[Stored entries]
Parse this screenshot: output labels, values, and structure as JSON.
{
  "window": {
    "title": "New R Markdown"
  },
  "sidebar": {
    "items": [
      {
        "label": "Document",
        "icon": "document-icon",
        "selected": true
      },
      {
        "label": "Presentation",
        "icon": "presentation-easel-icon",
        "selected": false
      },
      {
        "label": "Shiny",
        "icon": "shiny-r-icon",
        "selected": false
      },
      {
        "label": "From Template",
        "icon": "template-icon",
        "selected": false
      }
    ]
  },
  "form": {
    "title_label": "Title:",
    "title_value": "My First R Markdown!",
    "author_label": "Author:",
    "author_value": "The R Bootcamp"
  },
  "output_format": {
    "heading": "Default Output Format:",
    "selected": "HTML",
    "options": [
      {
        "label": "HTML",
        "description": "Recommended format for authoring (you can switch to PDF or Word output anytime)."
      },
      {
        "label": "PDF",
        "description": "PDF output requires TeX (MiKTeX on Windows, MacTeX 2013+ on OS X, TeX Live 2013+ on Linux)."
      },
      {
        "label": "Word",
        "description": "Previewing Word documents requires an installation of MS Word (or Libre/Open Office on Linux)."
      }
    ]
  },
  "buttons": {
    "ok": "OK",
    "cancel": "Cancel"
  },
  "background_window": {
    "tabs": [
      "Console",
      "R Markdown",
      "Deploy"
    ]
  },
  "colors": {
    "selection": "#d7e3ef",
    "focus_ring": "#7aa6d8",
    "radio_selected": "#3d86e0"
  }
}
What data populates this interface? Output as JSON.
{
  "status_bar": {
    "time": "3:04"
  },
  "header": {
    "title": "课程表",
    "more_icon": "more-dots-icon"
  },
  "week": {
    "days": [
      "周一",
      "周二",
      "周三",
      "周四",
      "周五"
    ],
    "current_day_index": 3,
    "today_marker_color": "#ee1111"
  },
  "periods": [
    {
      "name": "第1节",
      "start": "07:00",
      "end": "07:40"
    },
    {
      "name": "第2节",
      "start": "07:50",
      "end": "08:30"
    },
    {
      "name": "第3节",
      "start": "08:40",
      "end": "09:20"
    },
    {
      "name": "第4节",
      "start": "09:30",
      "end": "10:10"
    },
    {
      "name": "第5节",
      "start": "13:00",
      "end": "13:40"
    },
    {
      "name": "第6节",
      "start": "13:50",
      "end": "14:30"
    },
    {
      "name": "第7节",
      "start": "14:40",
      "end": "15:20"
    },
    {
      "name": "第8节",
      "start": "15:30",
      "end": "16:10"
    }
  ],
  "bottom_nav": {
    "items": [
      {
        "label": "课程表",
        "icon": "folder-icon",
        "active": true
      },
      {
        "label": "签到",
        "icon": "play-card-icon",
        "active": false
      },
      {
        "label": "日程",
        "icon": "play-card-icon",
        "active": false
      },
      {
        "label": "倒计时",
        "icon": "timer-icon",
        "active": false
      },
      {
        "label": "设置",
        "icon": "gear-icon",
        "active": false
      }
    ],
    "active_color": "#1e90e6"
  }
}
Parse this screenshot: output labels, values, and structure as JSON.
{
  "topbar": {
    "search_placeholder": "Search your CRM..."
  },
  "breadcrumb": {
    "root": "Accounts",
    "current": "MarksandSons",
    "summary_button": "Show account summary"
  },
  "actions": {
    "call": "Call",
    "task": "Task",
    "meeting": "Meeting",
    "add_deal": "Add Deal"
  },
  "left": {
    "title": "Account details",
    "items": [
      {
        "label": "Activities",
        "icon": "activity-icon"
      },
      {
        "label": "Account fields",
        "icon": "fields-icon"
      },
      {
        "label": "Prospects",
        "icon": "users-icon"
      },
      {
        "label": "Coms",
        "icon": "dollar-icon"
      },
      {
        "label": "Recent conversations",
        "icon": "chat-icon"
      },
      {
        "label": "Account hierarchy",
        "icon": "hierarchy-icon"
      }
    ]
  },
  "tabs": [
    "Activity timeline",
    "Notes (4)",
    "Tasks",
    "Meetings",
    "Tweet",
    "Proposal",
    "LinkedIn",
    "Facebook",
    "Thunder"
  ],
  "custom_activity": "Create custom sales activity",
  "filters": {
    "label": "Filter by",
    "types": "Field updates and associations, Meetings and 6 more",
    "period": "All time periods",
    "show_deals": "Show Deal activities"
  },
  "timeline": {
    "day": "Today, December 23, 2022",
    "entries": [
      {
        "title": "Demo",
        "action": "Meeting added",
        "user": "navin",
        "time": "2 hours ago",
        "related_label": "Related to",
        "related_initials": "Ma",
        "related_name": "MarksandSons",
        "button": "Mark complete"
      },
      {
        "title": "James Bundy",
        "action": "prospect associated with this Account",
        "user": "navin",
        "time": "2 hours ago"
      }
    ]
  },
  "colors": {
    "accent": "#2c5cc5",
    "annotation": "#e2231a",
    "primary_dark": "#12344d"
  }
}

REQUIRED WORK: Transcribe every line of the data, exactly as it stands.

FINAL ANSWER:
Parse this screenshot: output labels, values, and structure as JSON.
{
  "window": {
    "title": "New R Markdown"
  },
  "sidebar": {
    "items": [
      {
        "label": "Document",
        "icon": "document-icon",
        "selected": true
      },
      {
        "label": "Presentation",
        "icon": "presentation-easel-icon",
        "selected": false
      },
      {
        "label": "Shiny",
        "icon": "shiny-r-icon",
        "selected": false
      },
      {
        "label": "From Template",
        "icon": "template-icon",
        "selected": false
      }
    ]
  },
  "form": {
    "title_label": "Title:",
    "title_value": "My First R Markdown!",
    "author_label": "Author:",
    "author_value": "The R Bootcamp"
  },
  "output_format": {
    "heading": "Default Output Format:",
    "selected": "HTML",
    "options": [
      {
        "label": "HTML",
        "description": "Recommended format for authoring (you can switch to PDF or Word output anytime)."
      },
      {
        "label": "PDF",
        "description": "PDF output requires TeX (MiKTeX on Windows, MacTeX 2013+ on OS X, TeX Live 2013+ on Linux)."
      },
      {
        "label": "Word",
        "description": "Previewing Word documents requires an installation of MS Word (or Libre/Open Office on Linux)."
      }
    ]
  },
  "buttons": {
    "ok": "OK",
    "cancel": "Cancel"
  },
  "background_window": {
    "tabs": [
      "Console",
      "R Markdown",
      "Deploy"
    ]
  },
  "colors": {
    "selection": "#d7e3ef",
    "focus_ring": "#7aa6d8",
    "radio_selected": "#3d86e0"
  }
}
What data populates this interface? Output as JSON.
{
  "status_bar": {
    "time": "3:04"
  },
  "header": {
    "title": "课程表",
    "more_icon": "more-dots-icon"
  },
  "week": {
    "days": [
      "周一",
      "周二",
      "周三",
      "周四",
      "周五"
    ],
    "current_day_index": 3,
    "today_marker_color": "#ee1111"
  },
  "periods": [
    {
      "name": "第1节",
      "start": "07:00",
      "end": "07:40"
    },
    {
      "name": "第2节",
      "start": "07:50",
      "end": "08:30"
    },
    {
      "name": "第3节",
      "start": "08:40",
      "end": "09:20"
    },
    {
      "name": "第4节",
      "start": "09:30",
      "end": "10:10"
    },
    {
      "name": "第5节",
      "start": "13:00",
      "end": "13:40"
    },
    {
      "name": "第6节",
      "start": "13:50",
      "end": "14:30"
    },
    {
      "name": "第7节",
      "start": "14:40",
      "end": "15:20"
    },
    {
      "name": "第8节",
      "start": "15:30",
      "end": "16:10"
    }
  ],
  "bottom_nav": {
    "items": [
      {
        "label": "课程表",
        "icon": "folder-icon",
        "active": true
      },
      {
        "label": "签到",
        "icon": "play-card-icon",
        "active": false
      },
      {
        "label": "日程",
        "icon": "play-card-icon",
        "active": false
      },
      {
        "label": "倒计时",
        "icon": "timer-icon",
        "active": false
      },
      {
        "label": "设置",
        "icon": "gear-icon",
        "active": false
      }
    ],
    "active_color": "#1e90e6"
  }
}
Parse this screenshot: output labels, values, and structure as JSON.
{
  "topbar": {
    "search_placeholder": "Search your CRM..."
  },
  "breadcrumb": {
    "root": "Accounts",
    "current": "MarksandSons",
    "summary_button": "Show account summary"
  },
  "actions": {
    "call": "Call",
    "task": "Task",
    "meeting": "Meeting",
    "add_deal": "Add Deal"
  },
  "left": {
    "title": "Account details",
    "items": [
      {
        "label": "Activities",
        "icon": "activity-icon"
      },
      {
        "label": "Account fields",
        "icon": "fields-icon"
      },
      {
        "label": "Prospects",
        "icon": "users-icon"
      },
      {
        "label": "Coms",
        "icon": "dollar-icon"
      },
      {
        "label": "Recent conversations",
        "icon": "chat-icon"
      },
      {
        "label": "Account hierarchy",
        "icon": "hierarchy-icon"
      }
    ]
  },
  "tabs": [
    "Activity timeline",
    "Notes (4)",
    "Tasks",
    "Meetings",
    "Tweet",
    "Proposal",
    "LinkedIn",
    "Facebook",
    "Thunder"
  ],
  "custom_activity": "Create custom sales activity",
  "filters": {
    "label": "Filter by",
    "types": "Field updates and associations, Meetings and 6 more",
    "period": "All time periods",
    "show_deals": "Show Deal activities"
  },
  "timeline": {
    "day": "Today, December 23, 2022",
    "entries": [
      {
        "title": "Demo",
        "action": "Meeting added",
        "user": "navin",
        "time": "2 hours ago",
        "related_label": "Related to",
        "related_initials": "Ma",
        "related_name": "MarksandSons",
        "button": "Mark complete"
      },
      {
        "title": "James Bundy",
        "action": "prospect associated with this Account",
        "user": "navin",
        "time": "2 hours ago"
      }
    ]
  },
  "colors": {
    "accent": "#2c5cc5",
    "annotation": "#e2231a",
    "primary_dark": "#12344d"
  }
}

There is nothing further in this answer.